_Rows_

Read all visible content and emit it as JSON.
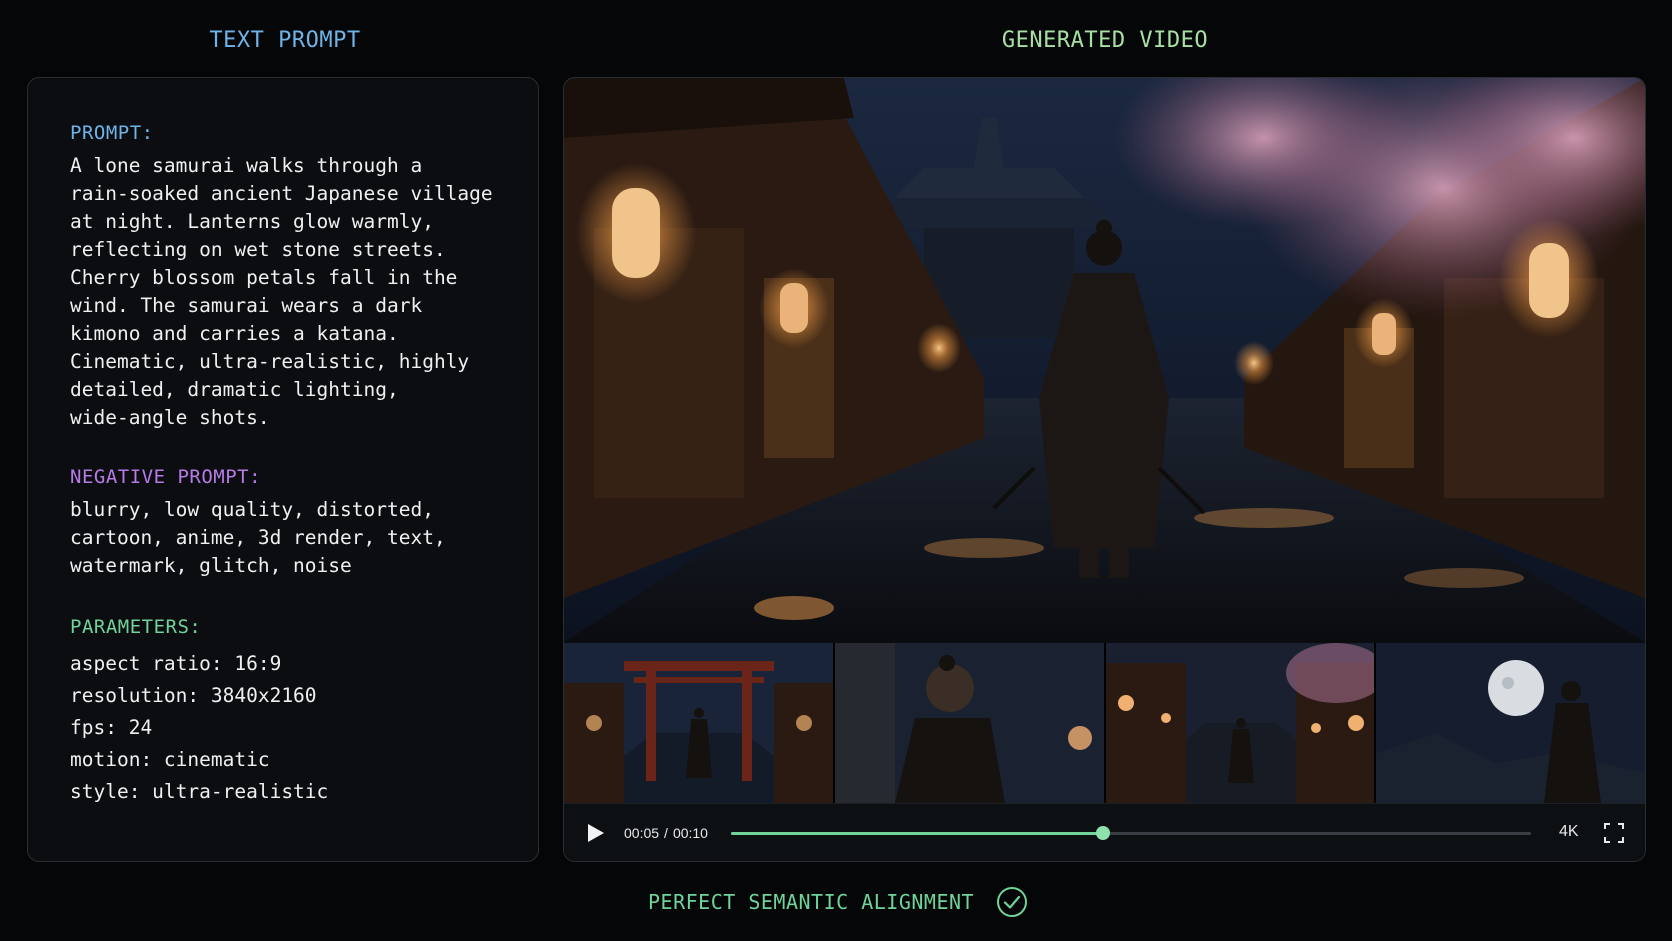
{
  "left_panel": {
    "title": "TEXT PROMPT",
    "prompt_label": "PROMPT:",
    "prompt_text": "A lone samurai walks through a\nrain-soaked ancient Japanese village\nat night. Lanterns glow warmly,\nreflecting on wet stone streets.\nCherry blossom petals fall in the\nwind. The samurai wears a dark\nkimono and carries a katana.\nCinematic, ultra-realistic, highly\ndetailed, dramatic lighting,\nwide-angle shots.",
    "negative_label": "NEGATIVE PROMPT:",
    "negative_text": "blurry, low quality, distorted,\ncartoon, anime, 3d render, text,\nwatermark, glitch, noise",
    "parameters_label": "PARAMETERS:",
    "parameters": [
      "aspect ratio: 16:9",
      "resolution: 3840x2160",
      "fps: 24",
      "motion: cinematic",
      "style: ultra-realistic"
    ]
  },
  "right_panel": {
    "title": "GENERATED VIDEO",
    "main_frame_icon": "samurai-street-scene",
    "thumbnails": [
      {
        "icon": "torii-gate-scene"
      },
      {
        "icon": "samurai-closeup-scene"
      },
      {
        "icon": "lantern-street-scene"
      },
      {
        "icon": "moonlit-samurai-scene"
      }
    ],
    "player": {
      "current_time": "00:05",
      "separator": "/",
      "duration": "00:10",
      "progress": 0.465,
      "quality": "4K"
    }
  },
  "footer": {
    "alignment_text": "PERFECT SEMANTIC ALIGNMENT"
  },
  "colors": {
    "prompt_label": "#6fb4e8",
    "negative_label": "#b77be8",
    "params_label": "#6fd39a",
    "accent_green": "#6fd39a"
  }
}
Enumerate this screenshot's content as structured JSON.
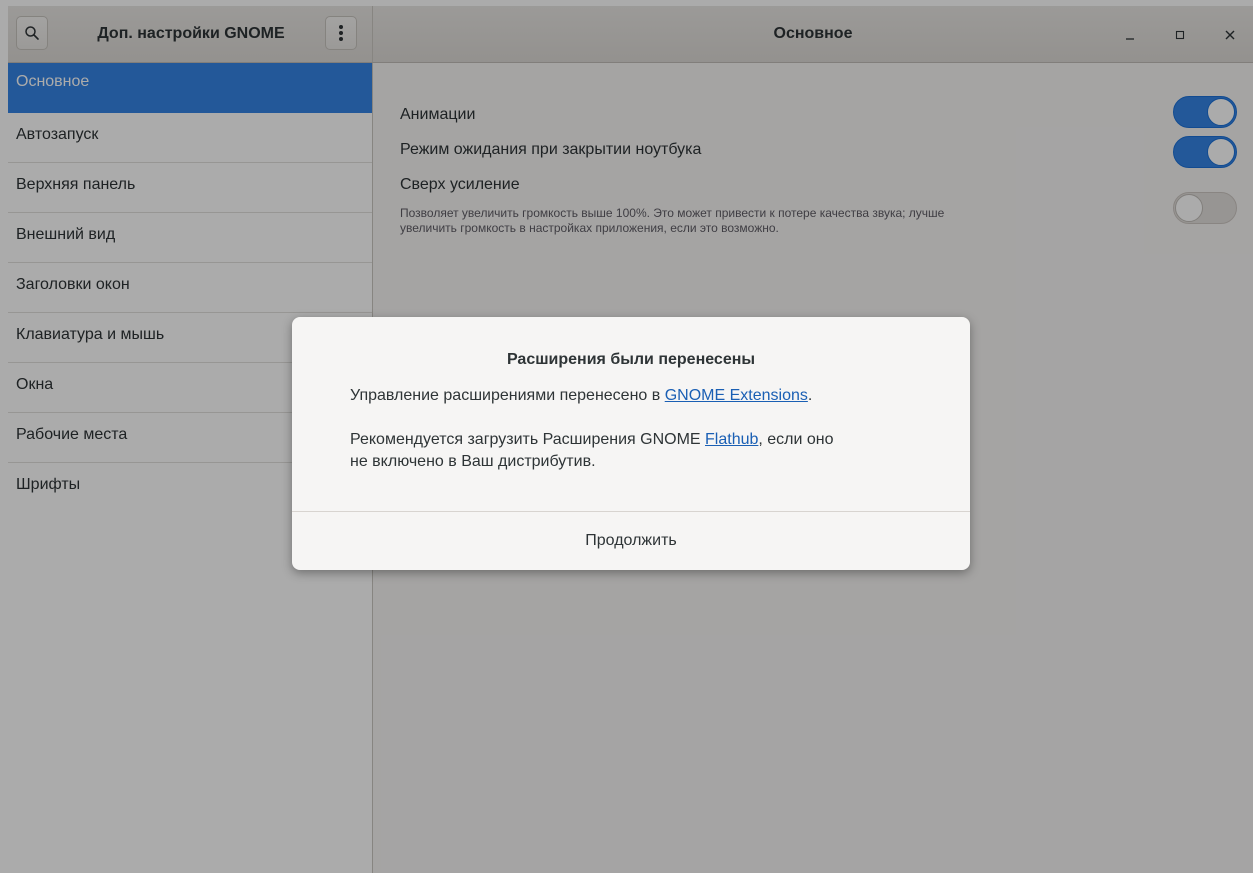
{
  "header": {
    "app_title": "Доп. настройки GNOME",
    "page_title": "Основное",
    "search_icon": "search-icon",
    "menu_icon": "vertical-dots-icon",
    "window_controls": {
      "minimize": "_",
      "maximize": "□",
      "close": "✕"
    }
  },
  "sidebar": {
    "items": [
      {
        "label": "Основное",
        "selected": true
      },
      {
        "label": "Автозапуск"
      },
      {
        "label": "Верхняя панель"
      },
      {
        "label": "Внешний вид"
      },
      {
        "label": "Заголовки окон"
      },
      {
        "label": "Клавиатура и мышь"
      },
      {
        "label": "Окна"
      },
      {
        "label": "Рабочие места"
      },
      {
        "label": "Шрифты"
      }
    ]
  },
  "main": {
    "settings": [
      {
        "label": "Анимации",
        "enabled": true
      },
      {
        "label": "Режим ожидания при закрытии ноутбука",
        "enabled": true
      },
      {
        "label": "Сверх усиление",
        "enabled": false,
        "description_line1": "Позволяет увеличить громкость выше 100%. Это может привести к потере качества звука; лучше",
        "description_line2": "увеличить громкость в настройках приложения, если это возможно."
      }
    ]
  },
  "dialog": {
    "title": "Расширения были перенесены",
    "text1_before": "Управление расширениями перенесено в ",
    "text1_link": "GNOME Extensions",
    "text1_after": ".",
    "text2_before": "Рекомендуется загрузить Расширения GNOME ",
    "text2_link": "Flathub",
    "text2_after": ", если оно",
    "text2_line2": "не включено в Ваш дистрибутив.",
    "button_label": "Продолжить"
  },
  "colors": {
    "accent": "#3584e4",
    "link": "#1a5fb4"
  }
}
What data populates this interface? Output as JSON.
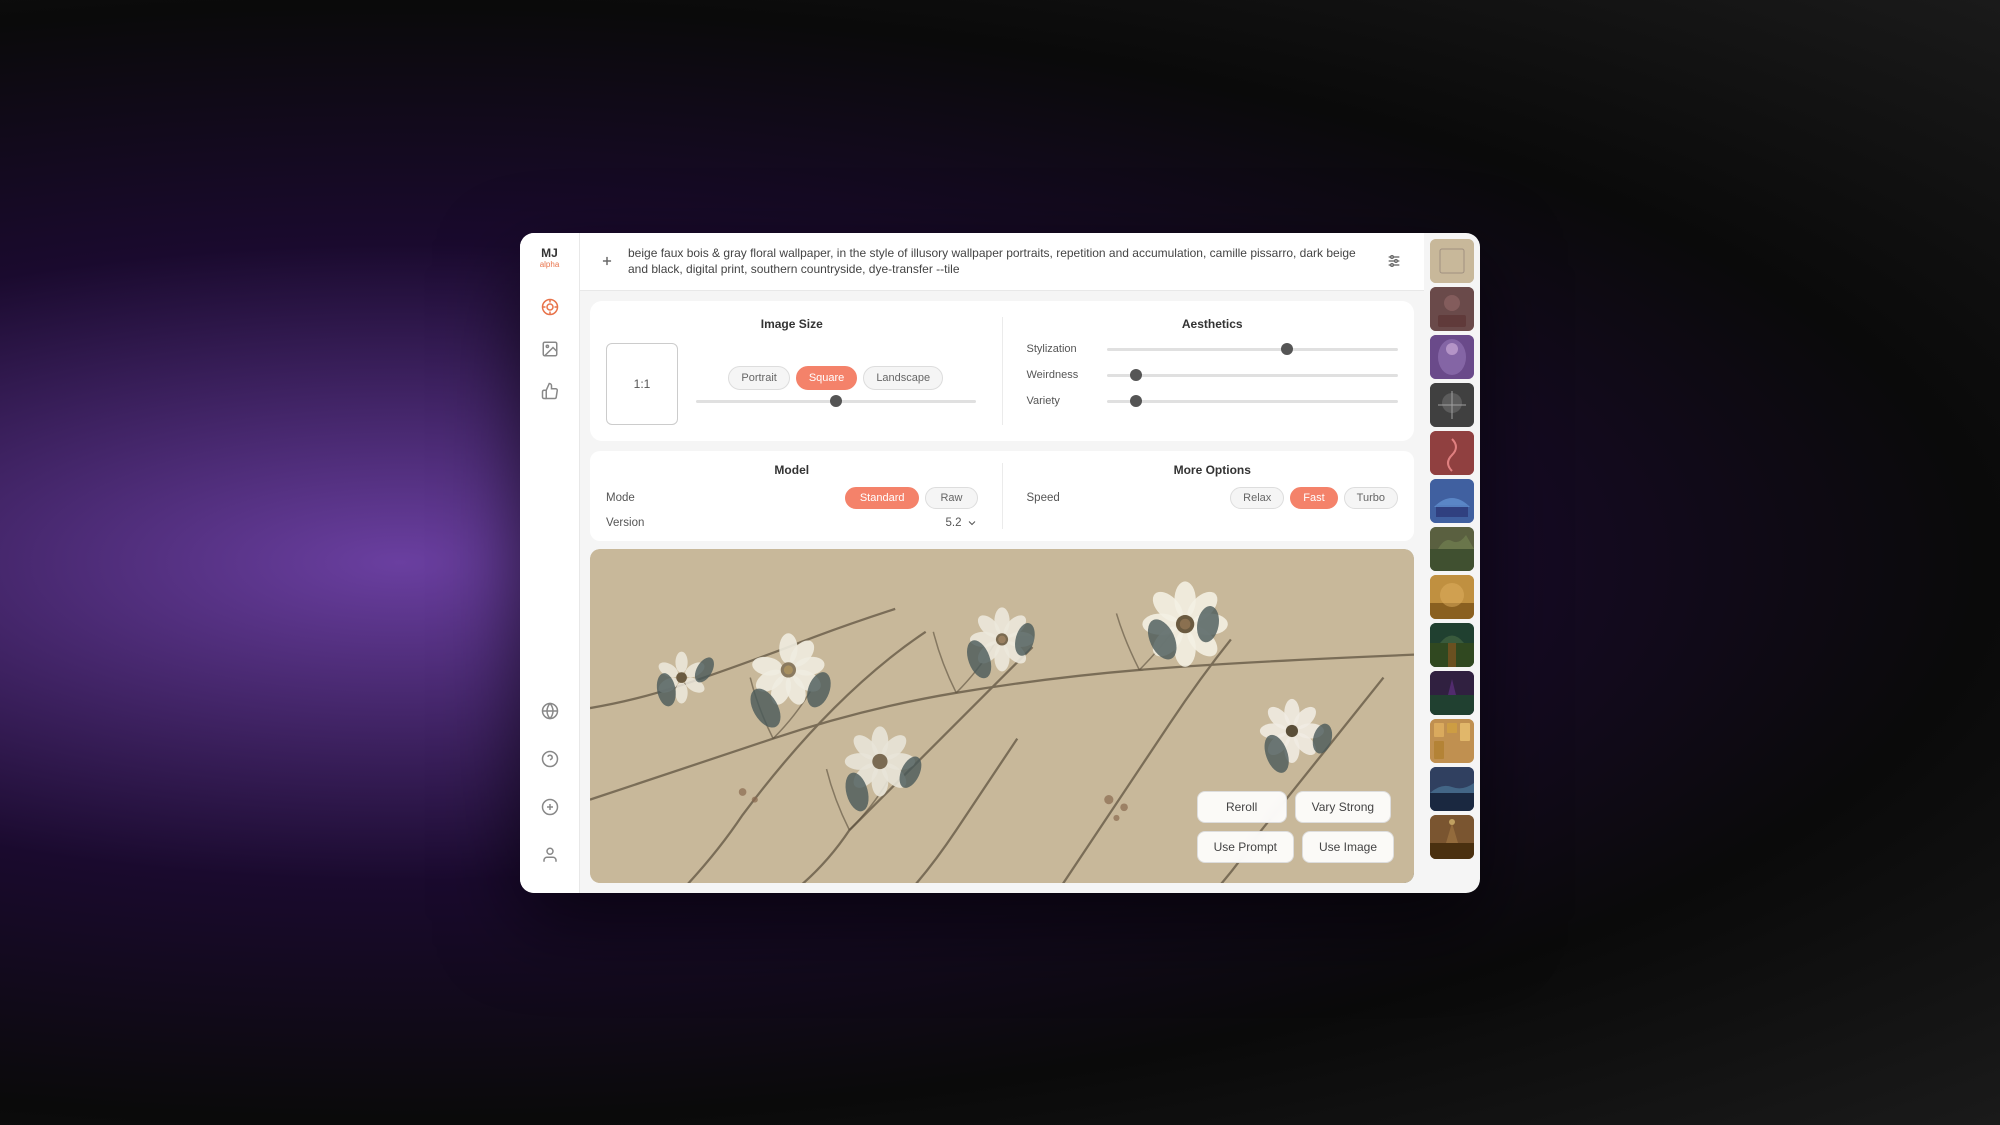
{
  "sidebar": {
    "logo": {
      "mj": "MJ",
      "alpha": "alpha"
    },
    "icons": [
      {
        "name": "target-icon",
        "symbol": "⊙",
        "active": true
      },
      {
        "name": "image-icon",
        "symbol": "▨",
        "active": false
      },
      {
        "name": "thumbsup-icon",
        "symbol": "👍",
        "active": false
      }
    ],
    "bottom_icons": [
      {
        "name": "globe-icon",
        "symbol": "🌐"
      },
      {
        "name": "help-icon",
        "symbol": "?"
      },
      {
        "name": "settings-icon",
        "symbol": "✳"
      },
      {
        "name": "profile-icon",
        "symbol": "👤"
      }
    ]
  },
  "prompt": {
    "text": "beige faux bois & gray floral wallpaper, in the style of illusory wallpaper portraits, repetition and accumulation, camille pissarro, dark beige and black, digital print, southern countryside, dye-transfer --tile",
    "add_label": "+",
    "settings_label": "⚙"
  },
  "image_size": {
    "title": "Image Size",
    "aspect_ratio": "1:1",
    "orientations": [
      "Portrait",
      "Square",
      "Landscape"
    ],
    "active_orientation": "Square"
  },
  "aesthetics": {
    "title": "Aesthetics",
    "stylization_label": "Stylization",
    "stylization_value": 65,
    "weirdness_label": "Weirdness",
    "weirdness_value": 10,
    "variety_label": "Variety",
    "variety_value": 10
  },
  "model": {
    "title": "Model",
    "mode_label": "Mode",
    "modes": [
      "Standard",
      "Raw"
    ],
    "active_mode": "Standard",
    "version_label": "Version",
    "version_value": "5.2"
  },
  "more_options": {
    "title": "More Options",
    "speed_label": "Speed",
    "speeds": [
      "Relax",
      "Fast",
      "Turbo"
    ],
    "active_speed": "Fast"
  },
  "actions": {
    "reroll_label": "Reroll",
    "vary_strong_label": "Vary Strong",
    "use_prompt_label": "Use Prompt",
    "use_image_label": "Use Image"
  },
  "colors": {
    "accent": "#f4826a",
    "active_bg": "#f4826a",
    "inactive_bg": "#f5f5f5",
    "panel_bg": "#ffffff",
    "window_bg": "#f5f5f5"
  }
}
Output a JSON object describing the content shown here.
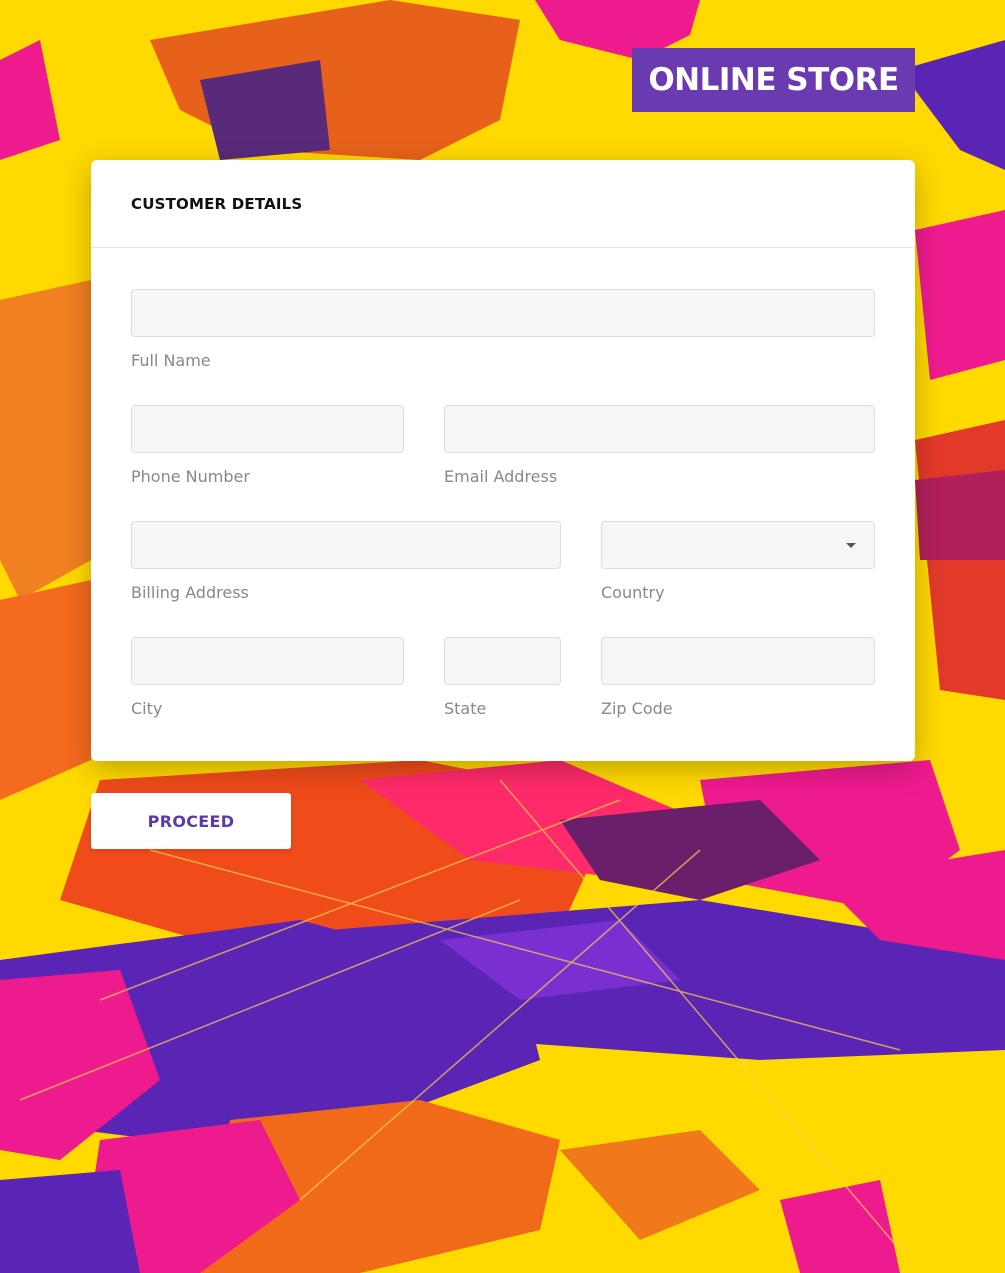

_Task goal_
In your copy of the listing above, reproduce each line exactly and omit all pictures.

_Exercise solution_
Read all visible content and emit it as JSON.
{
  "left_panel": {
    "title": "TEXT PROMPT",
    "prompt_label": "PROMPT:",
    "prompt_text": "A lone samurai walks through a\nrain-soaked ancient Japanese village\nat night. Lanterns glow warmly,\nreflecting on wet stone streets.\nCherry blossom petals fall in the\nwind. The samurai wears a dark\nkimono and carries a katana.\nCinematic, ultra-realistic, highly\ndetailed, dramatic lighting,\nwide-angle shots.",
    "negative_label": "NEGATIVE PROMPT:",
    "negative_text": "blurry, low quality, distorted,\ncartoon, anime, 3d render, text,\nwatermark, glitch, noise",
    "parameters_label": "PARAMETERS:",
    "parameters": [
      "aspect ratio: 16:9",
      "resolution: 3840x2160",
      "fps: 24",
      "motion: cinematic",
      "style: ultra-realistic"
    ]
  },
  "right_panel": {
    "title": "GENERATED VIDEO",
    "main_frame_icon": "samurai-street-scene",
    "thumbnails": [
      {
        "icon": "torii-gate-scene"
      },
      {
        "icon": "samurai-closeup-scene"
      },
      {
        "icon": "lantern-street-scene"
      },
      {
        "icon": "moonlit-samurai-scene"
      }
    ],
    "player": {
      "current_time": "00:05",
      "separator": "/",
      "duration": "00:10",
      "progress": 0.465,
      "quality": "4K"
    }
  },
  "footer": {
    "alignment_text": "PERFECT SEMANTIC ALIGNMENT"
  },
  "colors": {
    "prompt_label": "#6fb4e8",
    "negative_label": "#b77be8",
    "params_label": "#6fd39a",
    "accent_green": "#6fd39a"
  }
}
Enumerate this screenshot's content as structured JSON.
{
  "header": {
    "app_title": "Доп. настройки GNOME",
    "page_title": "Основное",
    "search_icon": "search-icon",
    "menu_icon": "vertical-dots-icon",
    "window_controls": {
      "minimize": "_",
      "maximize": "□",
      "close": "✕"
    }
  },
  "sidebar": {
    "items": [
      {
        "label": "Основное",
        "selected": true
      },
      {
        "label": "Автозапуск"
      },
      {
        "label": "Верхняя панель"
      },
      {
        "label": "Внешний вид"
      },
      {
        "label": "Заголовки окон"
      },
      {
        "label": "Клавиатура и мышь"
      },
      {
        "label": "Окна"
      },
      {
        "label": "Рабочие места"
      },
      {
        "label": "Шрифты"
      }
    ]
  },
  "main": {
    "settings": [
      {
        "label": "Анимации",
        "enabled": true
      },
      {
        "label": "Режим ожидания при закрытии ноутбука",
        "enabled": true
      },
      {
        "label": "Сверх усиление",
        "enabled": false,
        "description_line1": "Позволяет увеличить громкость выше 100%. Это может привести к потере качества звука; лучше",
        "description_line2": "увеличить громкость в настройках приложения, если это возможно."
      }
    ]
  },
  "dialog": {
    "title": "Расширения были перенесены",
    "text1_before": "Управление расширениями перенесено в ",
    "text1_link": "GNOME Extensions",
    "text1_after": ".",
    "text2_before": "Рекомендуется загрузить Расширения GNOME ",
    "text2_link": "Flathub",
    "text2_after": ", если оно",
    "text2_line2": "не включено в Ваш дистрибутив.",
    "button_label": "Продолжить"
  },
  "colors": {
    "accent": "#3584e4",
    "link": "#1a5fb4"
  }
}
What data populates this interface? Output as JSON.
{
  "sidebar": {
    "logo": {
      "mj": "MJ",
      "alpha": "alpha"
    },
    "icons": [
      {
        "name": "target-icon",
        "symbol": "⊙",
        "active": true
      },
      {
        "name": "image-icon",
        "symbol": "▨",
        "active": false
      },
      {
        "name": "thumbsup-icon",
        "symbol": "👍",
        "active": false
      }
    ],
    "bottom_icons": [
      {
        "name": "globe-icon",
        "symbol": "🌐"
      },
      {
        "name": "help-icon",
        "symbol": "?"
      },
      {
        "name": "settings-icon",
        "symbol": "✳"
      },
      {
        "name": "profile-icon",
        "symbol": "👤"
      }
    ]
  },
  "prompt": {
    "text": "beige faux bois & gray floral wallpaper, in the style of illusory wallpaper portraits, repetition and accumulation, camille pissarro, dark beige and black, digital print, southern countryside, dye-transfer --tile",
    "add_label": "+",
    "settings_label": "⚙"
  },
  "image_size": {
    "title": "Image Size",
    "aspect_ratio": "1:1",
    "orientations": [
      "Portrait",
      "Square",
      "Landscape"
    ],
    "active_orientation": "Square"
  },
  "aesthetics": {
    "title": "Aesthetics",
    "stylization_label": "Stylization",
    "stylization_value": 65,
    "weirdness_label": "Weirdness",
    "weirdness_value": 10,
    "variety_label": "Variety",
    "variety_value": 10
  },
  "model": {
    "title": "Model",
    "mode_label": "Mode",
    "modes": [
      "Standard",
      "Raw"
    ],
    "active_mode": "Standard",
    "version_label": "Version",
    "version_value": "5.2"
  },
  "more_options": {
    "title": "More Options",
    "speed_label": "Speed",
    "speeds": [
      "Relax",
      "Fast",
      "Turbo"
    ],
    "active_speed": "Fast"
  },
  "actions": {
    "reroll_label": "Reroll",
    "vary_strong_label": "Vary Strong",
    "use_prompt_label": "Use Prompt",
    "use_image_label": "Use Image"
  },
  "colors": {
    "accent": "#f4826a",
    "active_bg": "#f4826a",
    "inactive_bg": "#f5f5f5",
    "panel_bg": "#ffffff",
    "window_bg": "#f5f5f5"
  }
}
Output a JSON object describing the content shown here.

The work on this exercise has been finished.